**Materials provided**.

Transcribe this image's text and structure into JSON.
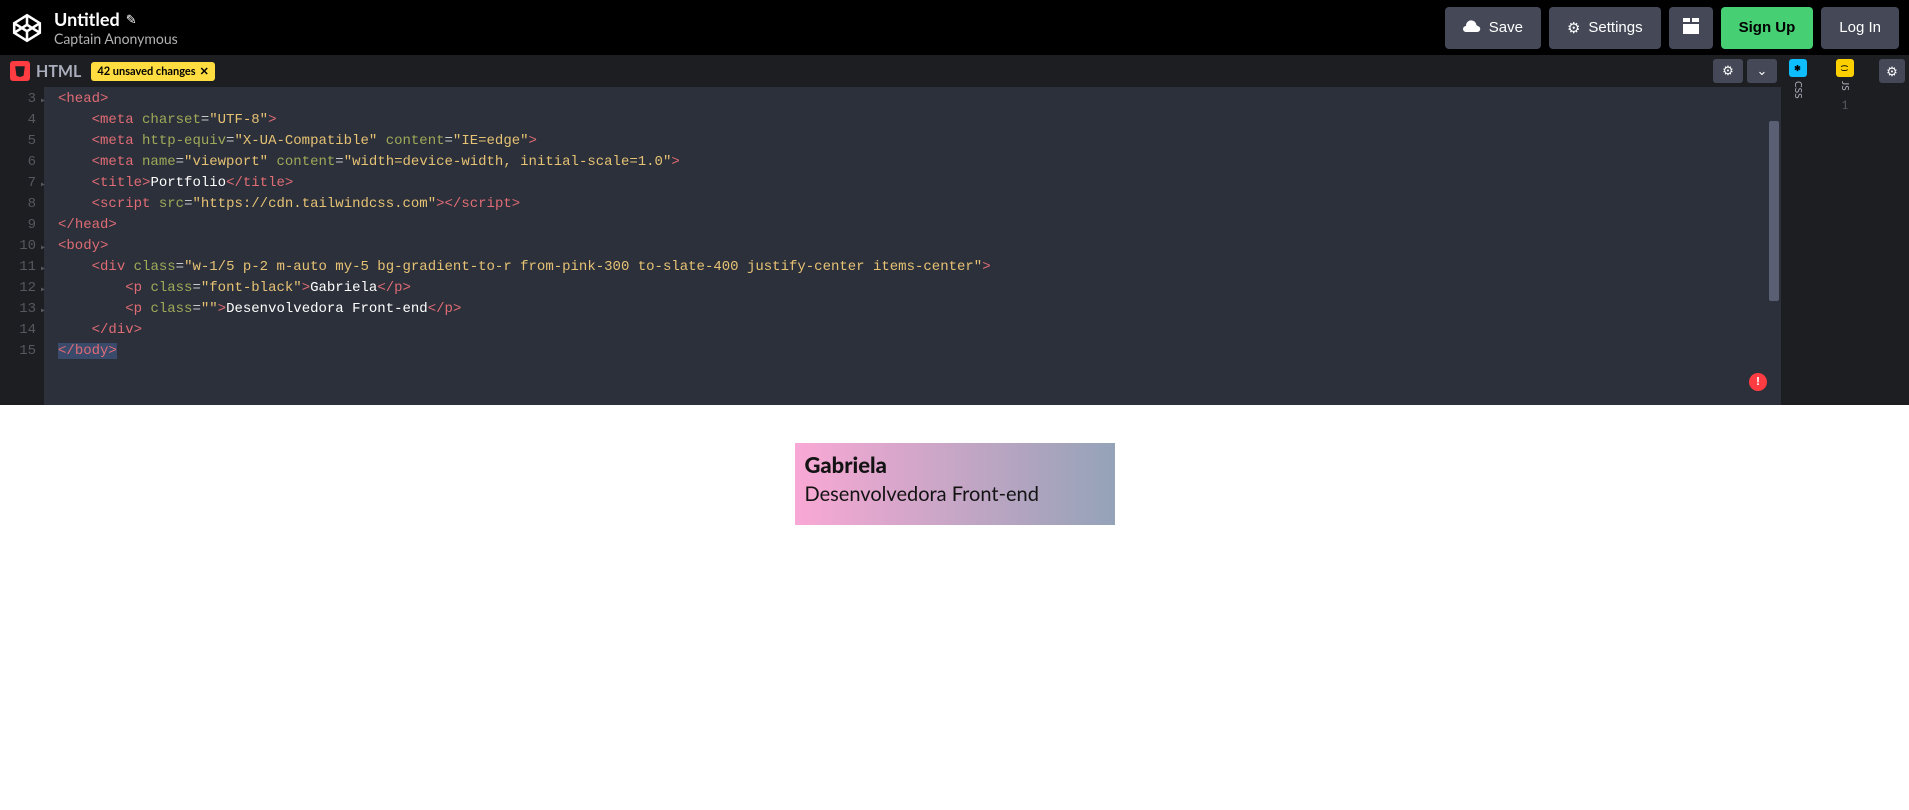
{
  "header": {
    "title": "Untitled",
    "author": "Captain Anonymous",
    "save_label": "Save",
    "settings_label": "Settings",
    "signup_label": "Sign Up",
    "login_label": "Log In"
  },
  "html_panel": {
    "title": "HTML",
    "unsaved_text": "42 unsaved changes",
    "unsaved_x": "✕"
  },
  "collapsed": {
    "css": "CSS",
    "js": "JS",
    "js_line": "1"
  },
  "gutter": [
    "3",
    "4",
    "5",
    "6",
    "7",
    "8",
    "9",
    "10",
    "11",
    "12",
    "13",
    "14",
    "15"
  ],
  "code": {
    "l3": {
      "open": "<",
      "tag": "head",
      "close": ">"
    },
    "l4": {
      "open": "<",
      "tag": "meta",
      "sp": " ",
      "attr": "charset",
      "eq": "=",
      "q": "\"",
      "val": "UTF-8",
      "q2": "\"",
      "close": ">"
    },
    "l5": {
      "open": "<",
      "tag": "meta",
      "sp": " ",
      "attr": "http-equiv",
      "eq": "=",
      "q": "\"",
      "val": "X-UA-Compatible",
      "q2": "\"",
      "sp2": " ",
      "attr2": "content",
      "eq2": "=",
      "q3": "\"",
      "val2": "IE=edge",
      "q4": "\"",
      "close": ">"
    },
    "l6": {
      "open": "<",
      "tag": "meta",
      "sp": " ",
      "attr": "name",
      "eq": "=",
      "q": "\"",
      "val": "viewport",
      "q2": "\"",
      "sp2": " ",
      "attr2": "content",
      "eq2": "=",
      "q3": "\"",
      "val2": "width=device-width, initial-scale=1.0",
      "q4": "\"",
      "close": ">"
    },
    "l7": {
      "open": "<",
      "tag": "title",
      "close": ">",
      "txt": "Portfolio",
      "open2": "</",
      "tag2": "title",
      "close2": ">"
    },
    "l8": {
      "open": "<",
      "tag": "script",
      "sp": " ",
      "attr": "src",
      "eq": "=",
      "q": "\"",
      "val": "https://cdn.tailwindcss.com",
      "q2": "\"",
      "close": ">",
      "open2": "</",
      "tag2": "script",
      "close2": ">"
    },
    "l9": {
      "open": "</",
      "tag": "head",
      "close": ">"
    },
    "l10": {
      "open": "<",
      "tag": "body",
      "close": ">"
    },
    "l11": {
      "open": "<",
      "tag": "div",
      "sp": " ",
      "attr": "class",
      "eq": "=",
      "q": "\"",
      "val": "w-1/5 p-2 m-auto my-5 bg-gradient-to-r from-pink-300 to-slate-400 justify-center items-center",
      "q2": "\"",
      "close": ">"
    },
    "l12": {
      "open": "<",
      "tag": "p",
      "sp": " ",
      "attr": "class",
      "eq": "=",
      "q": "\"",
      "val": "font-black",
      "q2": "\"",
      "close": ">",
      "txt": "Gabriela",
      "open2": "</",
      "tag2": "p",
      "close2": ">"
    },
    "l13": {
      "open": "<",
      "tag": "p",
      "sp": " ",
      "attr": "class",
      "eq": "=",
      "q": "\"",
      "val": "",
      "q2": "\"",
      "close": ">",
      "txt": "Desenvolvedora Front-end",
      "open2": "</",
      "tag2": "p",
      "close2": ">"
    },
    "l14": {
      "open": "</",
      "tag": "div",
      "close": ">"
    },
    "l15": {
      "open": "</",
      "tag": "body",
      "close": ">"
    }
  },
  "preview": {
    "name": "Gabriela",
    "role": "Desenvolvedora Front-end"
  },
  "error_icon": "!"
}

**Goal**.
Transcribe each entry precisely as given, leaving the pictures out.

**Exercise result**.
Transcribe this image's text and structure into JSON.
{
  "header": {
    "title": "Untitled",
    "author": "Captain Anonymous",
    "save_label": "Save",
    "settings_label": "Settings",
    "signup_label": "Sign Up",
    "login_label": "Log In"
  },
  "html_panel": {
    "title": "HTML",
    "unsaved_text": "42 unsaved changes",
    "unsaved_x": "✕"
  },
  "collapsed": {
    "css": "CSS",
    "js": "JS",
    "js_line": "1"
  },
  "gutter": [
    "3",
    "4",
    "5",
    "6",
    "7",
    "8",
    "9",
    "10",
    "11",
    "12",
    "13",
    "14",
    "15"
  ],
  "code": {
    "l3": {
      "open": "<",
      "tag": "head",
      "close": ">"
    },
    "l4": {
      "open": "<",
      "tag": "meta",
      "sp": " ",
      "attr": "charset",
      "eq": "=",
      "q": "\"",
      "val": "UTF-8",
      "q2": "\"",
      "close": ">"
    },
    "l5": {
      "open": "<",
      "tag": "meta",
      "sp": " ",
      "attr": "http-equiv",
      "eq": "=",
      "q": "\"",
      "val": "X-UA-Compatible",
      "q2": "\"",
      "sp2": " ",
      "attr2": "content",
      "eq2": "=",
      "q3": "\"",
      "val2": "IE=edge",
      "q4": "\"",
      "close": ">"
    },
    "l6": {
      "open": "<",
      "tag": "meta",
      "sp": " ",
      "attr": "name",
      "eq": "=",
      "q": "\"",
      "val": "viewport",
      "q2": "\"",
      "sp2": " ",
      "attr2": "content",
      "eq2": "=",
      "q3": "\"",
      "val2": "width=device-width, initial-scale=1.0",
      "q4": "\"",
      "close": ">"
    },
    "l7": {
      "open": "<",
      "tag": "title",
      "close": ">",
      "txt": "Portfolio",
      "open2": "</",
      "tag2": "title",
      "close2": ">"
    },
    "l8": {
      "open": "<",
      "tag": "script",
      "sp": " ",
      "attr": "src",
      "eq": "=",
      "q": "\"",
      "val": "https://cdn.tailwindcss.com",
      "q2": "\"",
      "close": ">",
      "open2": "</",
      "tag2": "script",
      "close2": ">"
    },
    "l9": {
      "open": "</",
      "tag": "head",
      "close": ">"
    },
    "l10": {
      "open": "<",
      "tag": "body",
      "close": ">"
    },
    "l11": {
      "open": "<",
      "tag": "div",
      "sp": " ",
      "attr": "class",
      "eq": "=",
      "q": "\"",
      "val": "w-1/5 p-2 m-auto my-5 bg-gradient-to-r from-pink-300 to-slate-400 justify-center items-center",
      "q2": "\"",
      "close": ">"
    },
    "l12": {
      "open": "<",
      "tag": "p",
      "sp": " ",
      "attr": "class",
      "eq": "=",
      "q": "\"",
      "val": "font-black",
      "q2": "\"",
      "close": ">",
      "txt": "Gabriela",
      "open2": "</",
      "tag2": "p",
      "close2": ">"
    },
    "l13": {
      "open": "<",
      "tag": "p",
      "sp": " ",
      "attr": "class",
      "eq": "=",
      "q": "\"",
      "val": "",
      "q2": "\"",
      "close": ">",
      "txt": "Desenvolvedora Front-end",
      "open2": "</",
      "tag2": "p",
      "close2": ">"
    },
    "l14": {
      "open": "</",
      "tag": "div",
      "close": ">"
    },
    "l15": {
      "open": "</",
      "tag": "body",
      "close": ">"
    }
  },
  "preview": {
    "name": "Gabriela",
    "role": "Desenvolvedora Front-end"
  },
  "error_icon": "!"
}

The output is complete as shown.